**Task details:**
Read through the data and count the lines that contain the string "szerint"; give only the result.

** begin **

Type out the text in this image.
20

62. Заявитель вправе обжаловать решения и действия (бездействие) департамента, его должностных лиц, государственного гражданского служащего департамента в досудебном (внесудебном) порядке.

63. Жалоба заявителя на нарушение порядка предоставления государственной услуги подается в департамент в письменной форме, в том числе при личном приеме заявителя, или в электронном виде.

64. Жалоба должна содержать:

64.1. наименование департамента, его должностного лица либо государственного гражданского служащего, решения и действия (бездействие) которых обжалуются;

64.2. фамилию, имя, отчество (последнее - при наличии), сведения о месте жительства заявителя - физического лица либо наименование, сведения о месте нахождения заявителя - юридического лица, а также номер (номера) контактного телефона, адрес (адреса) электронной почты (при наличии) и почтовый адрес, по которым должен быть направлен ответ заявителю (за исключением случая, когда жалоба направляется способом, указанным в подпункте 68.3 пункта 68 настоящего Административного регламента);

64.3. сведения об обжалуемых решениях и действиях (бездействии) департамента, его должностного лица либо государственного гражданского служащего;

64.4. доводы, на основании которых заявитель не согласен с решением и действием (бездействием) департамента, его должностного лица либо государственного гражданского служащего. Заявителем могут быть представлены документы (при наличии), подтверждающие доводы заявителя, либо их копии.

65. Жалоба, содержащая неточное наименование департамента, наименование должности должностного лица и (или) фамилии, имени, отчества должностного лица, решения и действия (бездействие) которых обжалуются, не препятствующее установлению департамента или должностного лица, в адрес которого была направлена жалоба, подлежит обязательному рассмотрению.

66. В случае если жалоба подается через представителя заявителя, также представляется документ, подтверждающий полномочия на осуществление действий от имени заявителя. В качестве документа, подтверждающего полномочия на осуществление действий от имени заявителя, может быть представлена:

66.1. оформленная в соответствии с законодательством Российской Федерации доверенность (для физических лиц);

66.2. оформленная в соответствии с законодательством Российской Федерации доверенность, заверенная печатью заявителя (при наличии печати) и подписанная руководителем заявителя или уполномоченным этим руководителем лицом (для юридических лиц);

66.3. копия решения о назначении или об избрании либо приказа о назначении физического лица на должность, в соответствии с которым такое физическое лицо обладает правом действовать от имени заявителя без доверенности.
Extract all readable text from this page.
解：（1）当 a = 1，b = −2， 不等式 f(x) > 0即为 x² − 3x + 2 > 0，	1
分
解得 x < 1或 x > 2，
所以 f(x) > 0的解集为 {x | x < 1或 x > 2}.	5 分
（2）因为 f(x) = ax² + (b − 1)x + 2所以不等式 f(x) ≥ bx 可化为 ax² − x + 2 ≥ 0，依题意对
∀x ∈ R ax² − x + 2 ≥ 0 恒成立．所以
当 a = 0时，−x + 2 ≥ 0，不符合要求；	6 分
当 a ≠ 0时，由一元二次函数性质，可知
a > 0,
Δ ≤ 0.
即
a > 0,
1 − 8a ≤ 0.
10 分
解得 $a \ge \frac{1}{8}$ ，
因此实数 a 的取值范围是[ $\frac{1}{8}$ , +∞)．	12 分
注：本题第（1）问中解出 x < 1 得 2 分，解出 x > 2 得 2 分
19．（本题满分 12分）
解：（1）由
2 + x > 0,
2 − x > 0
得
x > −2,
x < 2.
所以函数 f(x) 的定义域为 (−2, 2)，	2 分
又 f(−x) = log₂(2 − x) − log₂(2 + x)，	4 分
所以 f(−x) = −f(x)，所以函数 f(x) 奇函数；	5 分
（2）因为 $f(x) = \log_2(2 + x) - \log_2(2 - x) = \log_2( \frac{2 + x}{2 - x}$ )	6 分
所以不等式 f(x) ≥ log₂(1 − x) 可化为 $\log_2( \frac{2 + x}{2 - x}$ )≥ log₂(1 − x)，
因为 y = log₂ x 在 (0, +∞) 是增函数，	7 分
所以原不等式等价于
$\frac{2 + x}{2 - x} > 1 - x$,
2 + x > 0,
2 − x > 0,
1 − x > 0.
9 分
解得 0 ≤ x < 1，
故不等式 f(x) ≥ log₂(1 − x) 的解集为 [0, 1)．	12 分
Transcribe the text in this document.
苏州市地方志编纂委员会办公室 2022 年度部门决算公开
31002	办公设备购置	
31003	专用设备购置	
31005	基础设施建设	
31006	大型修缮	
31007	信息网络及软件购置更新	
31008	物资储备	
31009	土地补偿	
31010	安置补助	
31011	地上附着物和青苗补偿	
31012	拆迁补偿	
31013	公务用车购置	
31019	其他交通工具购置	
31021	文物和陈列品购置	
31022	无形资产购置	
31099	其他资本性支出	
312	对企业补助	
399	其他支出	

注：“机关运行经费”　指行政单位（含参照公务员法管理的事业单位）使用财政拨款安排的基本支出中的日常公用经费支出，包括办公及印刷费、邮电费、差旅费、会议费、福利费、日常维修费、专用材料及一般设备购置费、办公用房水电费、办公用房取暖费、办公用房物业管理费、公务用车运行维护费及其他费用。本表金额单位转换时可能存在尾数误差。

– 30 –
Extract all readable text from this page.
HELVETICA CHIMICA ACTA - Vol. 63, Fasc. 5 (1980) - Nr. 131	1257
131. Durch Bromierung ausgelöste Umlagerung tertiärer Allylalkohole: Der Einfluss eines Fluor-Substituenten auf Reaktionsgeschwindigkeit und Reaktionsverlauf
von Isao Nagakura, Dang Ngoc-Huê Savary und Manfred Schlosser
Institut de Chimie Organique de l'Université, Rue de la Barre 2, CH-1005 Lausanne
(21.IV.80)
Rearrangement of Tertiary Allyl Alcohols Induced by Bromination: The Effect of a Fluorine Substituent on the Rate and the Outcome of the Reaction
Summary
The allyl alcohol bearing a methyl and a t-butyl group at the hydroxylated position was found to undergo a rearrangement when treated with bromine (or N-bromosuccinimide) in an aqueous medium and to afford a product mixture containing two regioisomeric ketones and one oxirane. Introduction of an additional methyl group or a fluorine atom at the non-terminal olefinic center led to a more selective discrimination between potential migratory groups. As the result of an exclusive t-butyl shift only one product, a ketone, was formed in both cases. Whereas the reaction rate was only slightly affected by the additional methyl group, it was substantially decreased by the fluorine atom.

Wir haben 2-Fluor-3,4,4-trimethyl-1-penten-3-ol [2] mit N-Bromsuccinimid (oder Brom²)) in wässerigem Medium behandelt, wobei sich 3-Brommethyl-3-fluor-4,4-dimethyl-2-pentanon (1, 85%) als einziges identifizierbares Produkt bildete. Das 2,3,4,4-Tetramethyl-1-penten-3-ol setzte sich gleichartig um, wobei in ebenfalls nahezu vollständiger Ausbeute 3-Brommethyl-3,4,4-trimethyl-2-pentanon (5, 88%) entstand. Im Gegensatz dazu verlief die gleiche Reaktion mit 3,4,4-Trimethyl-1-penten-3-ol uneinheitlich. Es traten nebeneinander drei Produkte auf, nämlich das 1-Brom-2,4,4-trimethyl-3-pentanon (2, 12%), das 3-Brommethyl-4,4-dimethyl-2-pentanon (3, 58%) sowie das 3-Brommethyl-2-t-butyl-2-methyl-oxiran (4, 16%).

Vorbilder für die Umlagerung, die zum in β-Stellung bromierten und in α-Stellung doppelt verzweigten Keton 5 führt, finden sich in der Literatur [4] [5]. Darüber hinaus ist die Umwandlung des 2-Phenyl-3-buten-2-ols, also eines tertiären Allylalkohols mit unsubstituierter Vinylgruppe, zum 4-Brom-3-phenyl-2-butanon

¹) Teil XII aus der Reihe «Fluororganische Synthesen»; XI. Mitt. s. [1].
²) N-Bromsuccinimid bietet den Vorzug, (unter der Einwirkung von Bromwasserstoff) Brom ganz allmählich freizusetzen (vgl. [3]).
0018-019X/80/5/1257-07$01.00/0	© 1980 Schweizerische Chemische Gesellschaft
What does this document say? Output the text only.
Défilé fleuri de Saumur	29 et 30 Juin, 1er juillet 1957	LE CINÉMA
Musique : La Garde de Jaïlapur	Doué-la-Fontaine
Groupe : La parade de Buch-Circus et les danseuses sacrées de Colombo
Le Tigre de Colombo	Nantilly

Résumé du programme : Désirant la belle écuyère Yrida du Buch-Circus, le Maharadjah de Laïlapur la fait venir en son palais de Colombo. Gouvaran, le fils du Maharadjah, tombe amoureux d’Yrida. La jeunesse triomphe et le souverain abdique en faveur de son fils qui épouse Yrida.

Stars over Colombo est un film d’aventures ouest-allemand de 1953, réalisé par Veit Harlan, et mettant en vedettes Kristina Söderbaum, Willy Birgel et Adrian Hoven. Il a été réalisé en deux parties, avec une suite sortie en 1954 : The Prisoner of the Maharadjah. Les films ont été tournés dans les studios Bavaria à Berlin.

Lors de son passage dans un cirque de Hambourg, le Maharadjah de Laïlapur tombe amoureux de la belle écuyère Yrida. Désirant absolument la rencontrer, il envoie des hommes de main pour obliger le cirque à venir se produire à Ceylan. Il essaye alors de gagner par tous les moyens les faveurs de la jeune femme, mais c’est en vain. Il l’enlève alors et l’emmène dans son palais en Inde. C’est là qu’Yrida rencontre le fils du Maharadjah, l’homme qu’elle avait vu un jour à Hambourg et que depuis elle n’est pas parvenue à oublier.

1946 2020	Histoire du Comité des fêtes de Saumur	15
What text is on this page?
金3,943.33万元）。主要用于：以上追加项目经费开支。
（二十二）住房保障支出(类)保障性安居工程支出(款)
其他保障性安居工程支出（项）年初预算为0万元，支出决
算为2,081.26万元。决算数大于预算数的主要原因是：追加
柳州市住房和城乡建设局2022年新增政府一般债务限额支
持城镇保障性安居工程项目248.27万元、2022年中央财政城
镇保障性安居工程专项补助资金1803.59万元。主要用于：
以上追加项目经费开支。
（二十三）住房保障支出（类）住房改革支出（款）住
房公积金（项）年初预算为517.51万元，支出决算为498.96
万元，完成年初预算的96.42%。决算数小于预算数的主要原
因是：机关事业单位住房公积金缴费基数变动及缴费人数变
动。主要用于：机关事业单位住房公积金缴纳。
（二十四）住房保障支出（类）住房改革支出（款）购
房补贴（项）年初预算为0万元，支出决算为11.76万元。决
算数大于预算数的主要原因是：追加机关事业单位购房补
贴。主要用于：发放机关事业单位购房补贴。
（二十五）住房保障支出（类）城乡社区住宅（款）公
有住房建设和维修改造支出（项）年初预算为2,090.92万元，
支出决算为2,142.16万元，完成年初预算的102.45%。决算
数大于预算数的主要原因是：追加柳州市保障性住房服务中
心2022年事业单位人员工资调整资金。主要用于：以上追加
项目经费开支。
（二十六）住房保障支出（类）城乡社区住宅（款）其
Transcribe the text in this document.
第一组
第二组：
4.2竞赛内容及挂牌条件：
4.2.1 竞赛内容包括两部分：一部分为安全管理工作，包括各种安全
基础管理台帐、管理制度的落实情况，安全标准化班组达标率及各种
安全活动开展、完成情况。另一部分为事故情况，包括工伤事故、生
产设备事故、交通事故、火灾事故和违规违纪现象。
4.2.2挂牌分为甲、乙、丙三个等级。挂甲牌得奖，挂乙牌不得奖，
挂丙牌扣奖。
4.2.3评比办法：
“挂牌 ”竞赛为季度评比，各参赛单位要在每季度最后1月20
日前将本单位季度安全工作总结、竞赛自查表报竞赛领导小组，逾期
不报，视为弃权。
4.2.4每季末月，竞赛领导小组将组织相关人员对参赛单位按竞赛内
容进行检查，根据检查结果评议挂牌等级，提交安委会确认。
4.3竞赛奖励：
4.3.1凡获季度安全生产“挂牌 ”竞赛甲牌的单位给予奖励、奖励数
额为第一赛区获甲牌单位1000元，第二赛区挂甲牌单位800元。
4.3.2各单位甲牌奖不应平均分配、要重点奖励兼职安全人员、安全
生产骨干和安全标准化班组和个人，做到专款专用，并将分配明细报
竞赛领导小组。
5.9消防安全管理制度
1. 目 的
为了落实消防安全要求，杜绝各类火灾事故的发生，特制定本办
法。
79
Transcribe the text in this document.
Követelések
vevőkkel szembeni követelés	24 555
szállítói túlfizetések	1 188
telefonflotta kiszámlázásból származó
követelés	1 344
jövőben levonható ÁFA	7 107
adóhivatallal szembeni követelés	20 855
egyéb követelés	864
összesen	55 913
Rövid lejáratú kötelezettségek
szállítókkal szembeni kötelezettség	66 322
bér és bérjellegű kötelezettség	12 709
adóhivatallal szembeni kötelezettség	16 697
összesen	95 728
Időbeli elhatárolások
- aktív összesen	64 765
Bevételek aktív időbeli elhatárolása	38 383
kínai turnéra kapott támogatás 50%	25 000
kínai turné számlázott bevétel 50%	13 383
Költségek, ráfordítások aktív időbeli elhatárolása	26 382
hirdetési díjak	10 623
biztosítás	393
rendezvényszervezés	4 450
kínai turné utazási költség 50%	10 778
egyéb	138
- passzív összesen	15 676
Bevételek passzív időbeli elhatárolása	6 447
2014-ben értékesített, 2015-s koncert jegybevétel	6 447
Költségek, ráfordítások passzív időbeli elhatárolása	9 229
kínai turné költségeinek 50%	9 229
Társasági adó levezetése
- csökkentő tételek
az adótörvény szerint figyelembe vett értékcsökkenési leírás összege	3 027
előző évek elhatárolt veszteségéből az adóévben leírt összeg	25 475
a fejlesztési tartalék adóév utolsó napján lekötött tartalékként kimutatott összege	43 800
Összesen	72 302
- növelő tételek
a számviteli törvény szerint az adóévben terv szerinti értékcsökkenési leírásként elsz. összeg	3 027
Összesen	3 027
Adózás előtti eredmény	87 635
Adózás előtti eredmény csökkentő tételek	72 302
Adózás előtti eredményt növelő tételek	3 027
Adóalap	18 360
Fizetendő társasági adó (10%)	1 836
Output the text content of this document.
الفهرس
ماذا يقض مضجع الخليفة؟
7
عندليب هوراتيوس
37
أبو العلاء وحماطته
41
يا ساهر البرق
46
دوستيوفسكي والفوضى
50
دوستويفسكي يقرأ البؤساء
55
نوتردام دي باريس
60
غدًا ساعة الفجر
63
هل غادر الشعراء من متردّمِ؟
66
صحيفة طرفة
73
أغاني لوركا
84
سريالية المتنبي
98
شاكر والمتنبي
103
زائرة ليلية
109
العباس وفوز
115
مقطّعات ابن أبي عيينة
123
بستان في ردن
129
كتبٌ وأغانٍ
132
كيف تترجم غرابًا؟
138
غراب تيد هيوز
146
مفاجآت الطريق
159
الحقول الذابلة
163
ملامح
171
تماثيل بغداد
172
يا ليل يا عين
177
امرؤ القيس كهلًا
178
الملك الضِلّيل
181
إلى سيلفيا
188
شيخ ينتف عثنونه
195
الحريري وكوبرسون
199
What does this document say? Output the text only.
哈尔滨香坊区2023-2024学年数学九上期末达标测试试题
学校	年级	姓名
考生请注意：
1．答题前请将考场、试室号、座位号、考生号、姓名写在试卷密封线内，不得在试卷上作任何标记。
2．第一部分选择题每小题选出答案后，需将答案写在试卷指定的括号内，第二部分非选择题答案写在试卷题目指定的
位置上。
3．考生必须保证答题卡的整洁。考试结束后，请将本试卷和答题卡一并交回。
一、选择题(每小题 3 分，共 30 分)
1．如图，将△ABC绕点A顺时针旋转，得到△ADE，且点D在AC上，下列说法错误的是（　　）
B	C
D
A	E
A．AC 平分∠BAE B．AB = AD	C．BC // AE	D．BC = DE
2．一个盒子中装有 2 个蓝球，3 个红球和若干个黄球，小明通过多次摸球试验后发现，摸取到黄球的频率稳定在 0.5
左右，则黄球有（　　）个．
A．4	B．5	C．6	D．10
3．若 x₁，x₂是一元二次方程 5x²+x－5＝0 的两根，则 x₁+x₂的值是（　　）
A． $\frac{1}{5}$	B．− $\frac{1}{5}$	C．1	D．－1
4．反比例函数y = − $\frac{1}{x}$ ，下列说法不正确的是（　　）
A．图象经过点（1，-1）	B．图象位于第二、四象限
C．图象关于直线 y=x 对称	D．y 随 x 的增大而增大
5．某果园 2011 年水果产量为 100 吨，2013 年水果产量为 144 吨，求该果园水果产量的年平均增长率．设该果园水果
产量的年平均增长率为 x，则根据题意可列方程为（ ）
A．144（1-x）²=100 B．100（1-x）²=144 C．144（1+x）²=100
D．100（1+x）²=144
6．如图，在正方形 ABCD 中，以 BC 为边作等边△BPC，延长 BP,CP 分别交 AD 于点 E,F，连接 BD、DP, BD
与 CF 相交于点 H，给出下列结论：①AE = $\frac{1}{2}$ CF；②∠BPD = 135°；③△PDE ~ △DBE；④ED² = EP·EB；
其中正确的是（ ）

** end **

**Completed task:**
2